Set task
Gather every line in the records below that contains the word "What".

Dataset excerpt:
+--
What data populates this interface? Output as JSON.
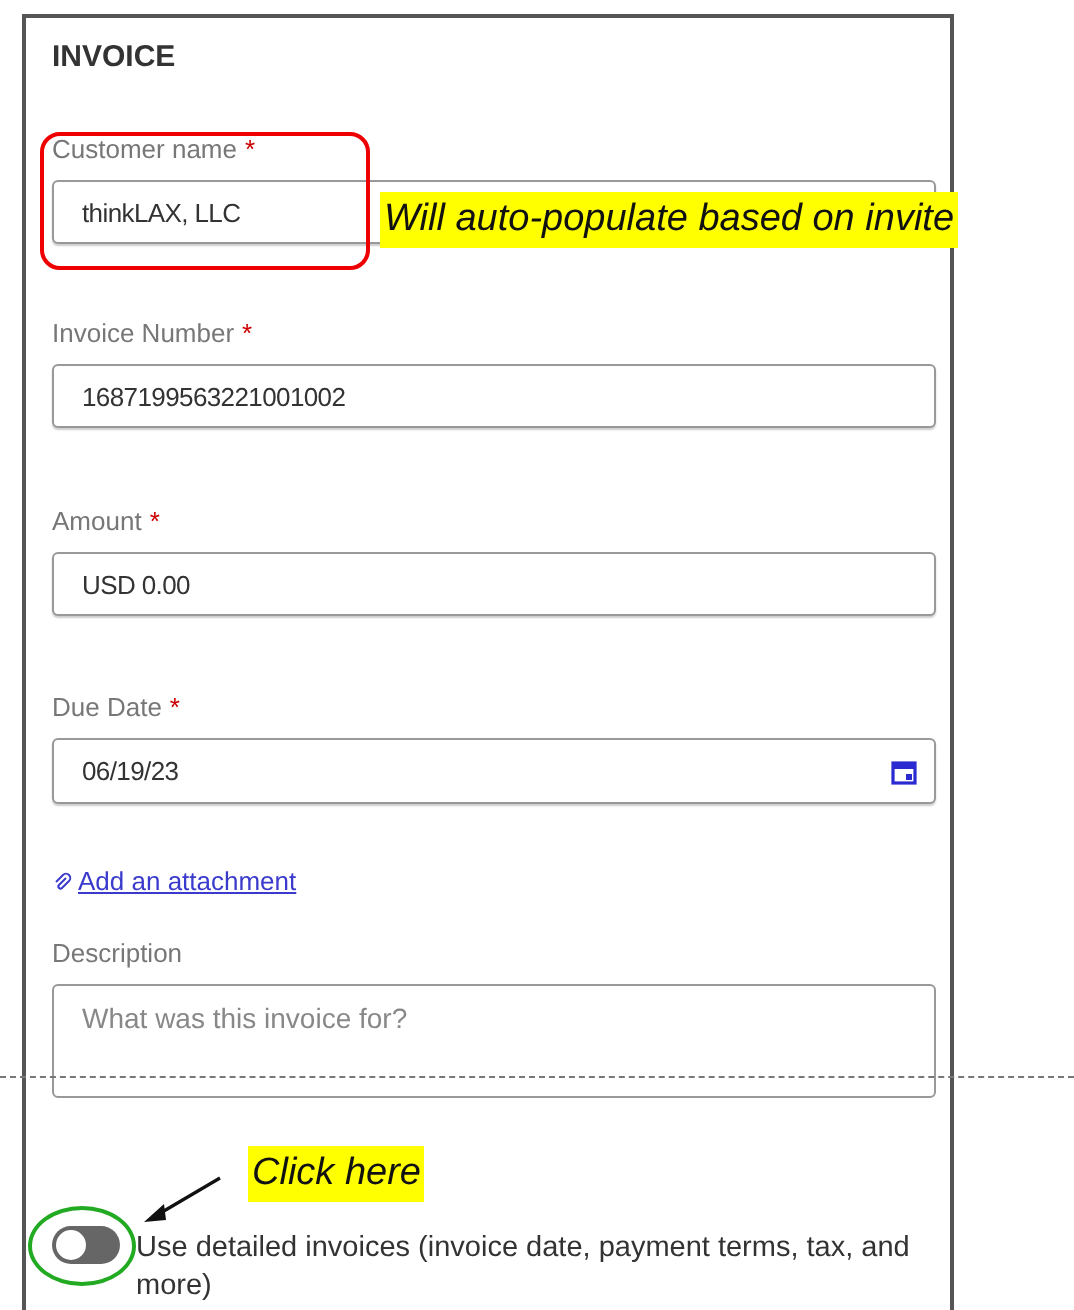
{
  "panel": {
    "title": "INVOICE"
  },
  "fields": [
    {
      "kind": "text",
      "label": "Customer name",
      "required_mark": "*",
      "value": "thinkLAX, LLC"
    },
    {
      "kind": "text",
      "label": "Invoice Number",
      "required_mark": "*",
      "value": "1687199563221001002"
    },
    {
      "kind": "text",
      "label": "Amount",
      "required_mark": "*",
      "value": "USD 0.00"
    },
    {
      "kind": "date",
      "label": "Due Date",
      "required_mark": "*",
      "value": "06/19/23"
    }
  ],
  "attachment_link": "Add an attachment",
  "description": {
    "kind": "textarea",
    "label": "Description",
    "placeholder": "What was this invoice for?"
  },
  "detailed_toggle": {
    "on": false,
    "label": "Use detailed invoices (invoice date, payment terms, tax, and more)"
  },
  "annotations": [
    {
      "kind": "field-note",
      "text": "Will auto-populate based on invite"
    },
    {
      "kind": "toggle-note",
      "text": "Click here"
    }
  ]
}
+--
Complete response
What data populates this interface? Output as JSON.
    "placeholder": "What was this invoice for?"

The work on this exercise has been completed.